> Data to use
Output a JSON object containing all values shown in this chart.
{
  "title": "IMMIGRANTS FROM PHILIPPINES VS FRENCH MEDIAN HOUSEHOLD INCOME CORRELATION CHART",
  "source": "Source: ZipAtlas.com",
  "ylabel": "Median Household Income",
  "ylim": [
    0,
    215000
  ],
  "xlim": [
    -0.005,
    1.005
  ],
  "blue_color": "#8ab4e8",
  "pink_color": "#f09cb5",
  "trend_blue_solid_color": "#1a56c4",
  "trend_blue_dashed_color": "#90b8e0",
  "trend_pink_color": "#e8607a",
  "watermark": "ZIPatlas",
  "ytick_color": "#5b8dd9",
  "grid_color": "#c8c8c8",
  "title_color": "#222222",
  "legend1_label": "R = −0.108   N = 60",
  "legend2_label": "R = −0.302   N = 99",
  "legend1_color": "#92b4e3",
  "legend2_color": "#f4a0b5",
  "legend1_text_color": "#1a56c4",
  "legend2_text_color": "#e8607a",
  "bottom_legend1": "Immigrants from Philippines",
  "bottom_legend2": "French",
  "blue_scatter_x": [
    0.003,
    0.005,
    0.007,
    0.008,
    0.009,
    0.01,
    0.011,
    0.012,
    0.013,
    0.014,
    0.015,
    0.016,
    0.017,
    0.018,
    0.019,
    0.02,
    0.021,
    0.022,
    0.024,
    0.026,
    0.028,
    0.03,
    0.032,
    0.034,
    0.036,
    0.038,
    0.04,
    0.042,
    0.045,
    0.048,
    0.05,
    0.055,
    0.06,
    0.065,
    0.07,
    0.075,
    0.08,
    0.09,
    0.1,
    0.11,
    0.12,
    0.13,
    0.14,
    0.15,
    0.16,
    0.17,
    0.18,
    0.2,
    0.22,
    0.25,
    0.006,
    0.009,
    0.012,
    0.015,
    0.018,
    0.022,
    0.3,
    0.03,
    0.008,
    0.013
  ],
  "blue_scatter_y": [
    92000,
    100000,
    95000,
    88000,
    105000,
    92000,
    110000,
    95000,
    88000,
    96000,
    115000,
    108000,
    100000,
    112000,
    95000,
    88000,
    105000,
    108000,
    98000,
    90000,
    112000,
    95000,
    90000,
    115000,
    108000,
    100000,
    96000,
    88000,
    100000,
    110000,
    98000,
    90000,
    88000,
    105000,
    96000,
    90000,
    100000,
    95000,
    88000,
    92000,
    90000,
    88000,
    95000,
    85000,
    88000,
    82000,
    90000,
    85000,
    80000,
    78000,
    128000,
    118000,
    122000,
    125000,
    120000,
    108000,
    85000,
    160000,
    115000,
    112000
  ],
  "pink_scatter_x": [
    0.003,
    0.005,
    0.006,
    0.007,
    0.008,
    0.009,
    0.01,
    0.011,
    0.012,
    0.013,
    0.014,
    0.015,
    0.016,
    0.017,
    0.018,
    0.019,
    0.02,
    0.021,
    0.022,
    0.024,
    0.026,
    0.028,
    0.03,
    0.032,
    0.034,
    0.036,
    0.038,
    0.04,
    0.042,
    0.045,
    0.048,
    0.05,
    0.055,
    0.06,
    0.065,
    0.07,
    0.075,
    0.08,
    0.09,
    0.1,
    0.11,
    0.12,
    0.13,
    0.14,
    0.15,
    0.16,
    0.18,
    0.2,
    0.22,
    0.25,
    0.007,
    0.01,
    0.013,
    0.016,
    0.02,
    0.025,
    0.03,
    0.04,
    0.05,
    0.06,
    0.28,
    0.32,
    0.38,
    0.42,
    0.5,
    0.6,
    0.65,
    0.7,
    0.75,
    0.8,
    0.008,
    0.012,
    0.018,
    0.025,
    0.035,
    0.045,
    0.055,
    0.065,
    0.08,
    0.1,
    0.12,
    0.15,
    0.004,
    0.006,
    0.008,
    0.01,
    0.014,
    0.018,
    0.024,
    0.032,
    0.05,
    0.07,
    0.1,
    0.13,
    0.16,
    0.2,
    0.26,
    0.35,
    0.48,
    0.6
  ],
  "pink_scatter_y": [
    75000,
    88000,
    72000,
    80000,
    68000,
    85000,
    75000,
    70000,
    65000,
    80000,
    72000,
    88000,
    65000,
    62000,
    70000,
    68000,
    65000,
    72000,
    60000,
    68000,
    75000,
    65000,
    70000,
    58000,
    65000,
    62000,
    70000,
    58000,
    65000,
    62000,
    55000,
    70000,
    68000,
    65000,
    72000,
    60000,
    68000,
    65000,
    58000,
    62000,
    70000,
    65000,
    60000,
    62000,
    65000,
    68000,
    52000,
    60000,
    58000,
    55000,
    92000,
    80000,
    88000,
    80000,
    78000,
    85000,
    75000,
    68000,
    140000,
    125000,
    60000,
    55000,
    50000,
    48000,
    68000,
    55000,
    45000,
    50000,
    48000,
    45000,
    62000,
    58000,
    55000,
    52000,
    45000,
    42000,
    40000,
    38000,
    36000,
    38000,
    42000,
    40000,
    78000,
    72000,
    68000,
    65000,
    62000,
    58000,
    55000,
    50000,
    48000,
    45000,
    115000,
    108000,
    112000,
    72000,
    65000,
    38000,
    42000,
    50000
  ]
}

> What to work on
Repeat the data verbatim.

> Task output
Output a JSON object containing all values shown in this chart.
{
  "title": "IMMIGRANTS FROM PHILIPPINES VS FRENCH MEDIAN HOUSEHOLD INCOME CORRELATION CHART",
  "source": "Source: ZipAtlas.com",
  "ylabel": "Median Household Income",
  "ylim": [
    0,
    215000
  ],
  "xlim": [
    -0.005,
    1.005
  ],
  "blue_color": "#8ab4e8",
  "pink_color": "#f09cb5",
  "trend_blue_solid_color": "#1a56c4",
  "trend_blue_dashed_color": "#90b8e0",
  "trend_pink_color": "#e8607a",
  "watermark": "ZIPatlas",
  "ytick_color": "#5b8dd9",
  "grid_color": "#c8c8c8",
  "title_color": "#222222",
  "legend1_label": "R = −0.108   N = 60",
  "legend2_label": "R = −0.302   N = 99",
  "legend1_color": "#92b4e3",
  "legend2_color": "#f4a0b5",
  "legend1_text_color": "#1a56c4",
  "legend2_text_color": "#e8607a",
  "bottom_legend1": "Immigrants from Philippines",
  "bottom_legend2": "French",
  "blue_scatter_x": [
    0.003,
    0.005,
    0.007,
    0.008,
    0.009,
    0.01,
    0.011,
    0.012,
    0.013,
    0.014,
    0.015,
    0.016,
    0.017,
    0.018,
    0.019,
    0.02,
    0.021,
    0.022,
    0.024,
    0.026,
    0.028,
    0.03,
    0.032,
    0.034,
    0.036,
    0.038,
    0.04,
    0.042,
    0.045,
    0.048,
    0.05,
    0.055,
    0.06,
    0.065,
    0.07,
    0.075,
    0.08,
    0.09,
    0.1,
    0.11,
    0.12,
    0.13,
    0.14,
    0.15,
    0.16,
    0.17,
    0.18,
    0.2,
    0.22,
    0.25,
    0.006,
    0.009,
    0.012,
    0.015,
    0.018,
    0.022,
    0.3,
    0.03,
    0.008,
    0.013
  ],
  "blue_scatter_y": [
    92000,
    100000,
    95000,
    88000,
    105000,
    92000,
    110000,
    95000,
    88000,
    96000,
    115000,
    108000,
    100000,
    112000,
    95000,
    88000,
    105000,
    108000,
    98000,
    90000,
    112000,
    95000,
    90000,
    115000,
    108000,
    100000,
    96000,
    88000,
    100000,
    110000,
    98000,
    90000,
    88000,
    105000,
    96000,
    90000,
    100000,
    95000,
    88000,
    92000,
    90000,
    88000,
    95000,
    85000,
    88000,
    82000,
    90000,
    85000,
    80000,
    78000,
    128000,
    118000,
    122000,
    125000,
    120000,
    108000,
    85000,
    160000,
    115000,
    112000
  ],
  "pink_scatter_x": [
    0.003,
    0.005,
    0.006,
    0.007,
    0.008,
    0.009,
    0.01,
    0.011,
    0.012,
    0.013,
    0.014,
    0.015,
    0.016,
    0.017,
    0.018,
    0.019,
    0.02,
    0.021,
    0.022,
    0.024,
    0.026,
    0.028,
    0.03,
    0.032,
    0.034,
    0.036,
    0.038,
    0.04,
    0.042,
    0.045,
    0.048,
    0.05,
    0.055,
    0.06,
    0.065,
    0.07,
    0.075,
    0.08,
    0.09,
    0.1,
    0.11,
    0.12,
    0.13,
    0.14,
    0.15,
    0.16,
    0.18,
    0.2,
    0.22,
    0.25,
    0.007,
    0.01,
    0.013,
    0.016,
    0.02,
    0.025,
    0.03,
    0.04,
    0.05,
    0.06,
    0.28,
    0.32,
    0.38,
    0.42,
    0.5,
    0.6,
    0.65,
    0.7,
    0.75,
    0.8,
    0.008,
    0.012,
    0.018,
    0.025,
    0.035,
    0.045,
    0.055,
    0.065,
    0.08,
    0.1,
    0.12,
    0.15,
    0.004,
    0.006,
    0.008,
    0.01,
    0.014,
    0.018,
    0.024,
    0.032,
    0.05,
    0.07,
    0.1,
    0.13,
    0.16,
    0.2,
    0.26,
    0.35,
    0.48,
    0.6
  ],
  "pink_scatter_y": [
    75000,
    88000,
    72000,
    80000,
    68000,
    85000,
    75000,
    70000,
    65000,
    80000,
    72000,
    88000,
    65000,
    62000,
    70000,
    68000,
    65000,
    72000,
    60000,
    68000,
    75000,
    65000,
    70000,
    58000,
    65000,
    62000,
    70000,
    58000,
    65000,
    62000,
    55000,
    70000,
    68000,
    65000,
    72000,
    60000,
    68000,
    65000,
    58000,
    62000,
    70000,
    65000,
    60000,
    62000,
    65000,
    68000,
    52000,
    60000,
    58000,
    55000,
    92000,
    80000,
    88000,
    80000,
    78000,
    85000,
    75000,
    68000,
    140000,
    125000,
    60000,
    55000,
    50000,
    48000,
    68000,
    55000,
    45000,
    50000,
    48000,
    45000,
    62000,
    58000,
    55000,
    52000,
    45000,
    42000,
    40000,
    38000,
    36000,
    38000,
    42000,
    40000,
    78000,
    72000,
    68000,
    65000,
    62000,
    58000,
    55000,
    50000,
    48000,
    45000,
    115000,
    108000,
    112000,
    72000,
    65000,
    38000,
    42000,
    50000
  ]
}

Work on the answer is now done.